Task goal
Exactly repeat the full listing that follows.

Records for this exercise
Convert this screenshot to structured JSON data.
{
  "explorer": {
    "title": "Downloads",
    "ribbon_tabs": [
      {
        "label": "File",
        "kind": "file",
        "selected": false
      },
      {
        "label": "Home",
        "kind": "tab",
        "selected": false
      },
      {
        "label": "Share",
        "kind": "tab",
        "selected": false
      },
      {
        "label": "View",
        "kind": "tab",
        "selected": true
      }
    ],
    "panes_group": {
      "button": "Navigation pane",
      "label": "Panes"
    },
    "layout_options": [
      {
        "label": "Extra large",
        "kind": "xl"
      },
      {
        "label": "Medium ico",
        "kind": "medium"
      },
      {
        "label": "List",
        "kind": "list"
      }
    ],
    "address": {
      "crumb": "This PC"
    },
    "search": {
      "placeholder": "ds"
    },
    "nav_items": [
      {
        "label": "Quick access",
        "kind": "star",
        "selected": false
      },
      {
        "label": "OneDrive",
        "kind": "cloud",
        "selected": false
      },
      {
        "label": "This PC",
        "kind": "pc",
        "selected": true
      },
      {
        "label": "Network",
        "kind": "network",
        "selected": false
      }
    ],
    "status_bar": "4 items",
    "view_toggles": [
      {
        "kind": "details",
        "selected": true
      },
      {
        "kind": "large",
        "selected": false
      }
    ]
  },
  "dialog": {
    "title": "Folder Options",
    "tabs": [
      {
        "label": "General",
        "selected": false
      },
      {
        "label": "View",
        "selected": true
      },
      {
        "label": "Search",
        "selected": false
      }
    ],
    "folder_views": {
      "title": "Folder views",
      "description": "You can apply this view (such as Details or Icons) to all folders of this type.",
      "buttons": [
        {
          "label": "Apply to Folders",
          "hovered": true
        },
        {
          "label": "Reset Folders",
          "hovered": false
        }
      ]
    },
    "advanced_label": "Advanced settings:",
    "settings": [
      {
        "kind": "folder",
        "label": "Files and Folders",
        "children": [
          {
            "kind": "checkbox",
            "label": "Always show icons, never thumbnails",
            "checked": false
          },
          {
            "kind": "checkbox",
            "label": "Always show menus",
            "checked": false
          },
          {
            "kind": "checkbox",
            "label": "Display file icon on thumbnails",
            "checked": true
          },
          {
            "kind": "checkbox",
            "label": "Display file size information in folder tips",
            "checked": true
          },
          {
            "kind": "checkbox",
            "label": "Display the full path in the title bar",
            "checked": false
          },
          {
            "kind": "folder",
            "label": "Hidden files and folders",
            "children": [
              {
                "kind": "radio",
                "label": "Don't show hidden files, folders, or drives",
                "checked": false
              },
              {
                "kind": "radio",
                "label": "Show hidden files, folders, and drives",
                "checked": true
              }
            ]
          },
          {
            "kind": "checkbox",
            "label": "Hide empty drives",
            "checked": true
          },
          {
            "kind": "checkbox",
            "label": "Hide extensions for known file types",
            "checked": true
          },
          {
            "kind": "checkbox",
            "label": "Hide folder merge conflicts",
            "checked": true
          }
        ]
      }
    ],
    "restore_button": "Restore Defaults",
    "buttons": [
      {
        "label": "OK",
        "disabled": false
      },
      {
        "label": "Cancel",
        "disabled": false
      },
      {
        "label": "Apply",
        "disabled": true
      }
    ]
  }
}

The response
Convert this screenshot to structured JSON data.
{
  "explorer": {
    "title": "Downloads",
    "ribbon_tabs": [
      {
        "label": "File",
        "kind": "file",
        "selected": false
      },
      {
        "label": "Home",
        "kind": "tab",
        "selected": false
      },
      {
        "label": "Share",
        "kind": "tab",
        "selected": false
      },
      {
        "label": "View",
        "kind": "tab",
        "selected": true
      }
    ],
    "panes_group": {
      "button": "Navigation pane",
      "label": "Panes"
    },
    "layout_options": [
      {
        "label": "Extra large",
        "kind": "xl"
      },
      {
        "label": "Medium ico",
        "kind": "medium"
      },
      {
        "label": "List",
        "kind": "list"
      }
    ],
    "address": {
      "crumb": "This PC"
    },
    "search": {
      "placeholder": "ds"
    },
    "nav_items": [
      {
        "label": "Quick access",
        "kind": "star",
        "selected": false
      },
      {
        "label": "OneDrive",
        "kind": "cloud",
        "selected": false
      },
      {
        "label": "This PC",
        "kind": "pc",
        "selected": true
      },
      {
        "label": "Network",
        "kind": "network",
        "selected": false
      }
    ],
    "status_bar": "4 items",
    "view_toggles": [
      {
        "kind": "details",
        "selected": true
      },
      {
        "kind": "large",
        "selected": false
      }
    ]
  },
  "dialog": {
    "title": "Folder Options",
    "tabs": [
      {
        "label": "General",
        "selected": false
      },
      {
        "label": "View",
        "selected": true
      },
      {
        "label": "Search",
        "selected": false
      }
    ],
    "folder_views": {
      "title": "Folder views",
      "description": "You can apply this view (such as Details or Icons) to all folders of this type.",
      "buttons": [
        {
          "label": "Apply to Folders",
          "hovered": true
        },
        {
          "label": "Reset Folders",
          "hovered": false
        }
      ]
    },
    "advanced_label": "Advanced settings:",
    "settings": [
      {
        "kind": "folder",
        "label": "Files and Folders",
        "children": [
          {
            "kind": "checkbox",
            "label": "Always show icons, never thumbnails",
            "checked": false
          },
          {
            "kind": "checkbox",
            "label": "Always show menus",
            "checked": false
          },
          {
            "kind": "checkbox",
            "label": "Display file icon on thumbnails",
            "checked": true
          },
          {
            "kind": "checkbox",
            "label": "Display file size information in folder tips",
            "checked": true
          },
          {
            "kind": "checkbox",
            "label": "Display the full path in the title bar",
            "checked": false
          },
          {
            "kind": "folder",
            "label": "Hidden files and folders",
            "children": [
              {
                "kind": "radio",
                "label": "Don't show hidden files, folders, or drives",
                "checked": false
              },
              {
                "kind": "radio",
                "label": "Show hidden files, folders, and drives",
                "checked": true
              }
            ]
          },
          {
            "kind": "checkbox",
            "label": "Hide empty drives",
            "checked": true
          },
          {
            "kind": "checkbox",
            "label": "Hide extensions for known file types",
            "checked": true
          },
          {
            "kind": "checkbox",
            "label": "Hide folder merge conflicts",
            "checked": true
          }
        ]
      }
    ],
    "restore_button": "Restore Defaults",
    "buttons": [
      {
        "label": "OK",
        "disabled": false
      },
      {
        "label": "Cancel",
        "disabled": false
      },
      {
        "label": "Apply",
        "disabled": true
      }
    ]
  }
}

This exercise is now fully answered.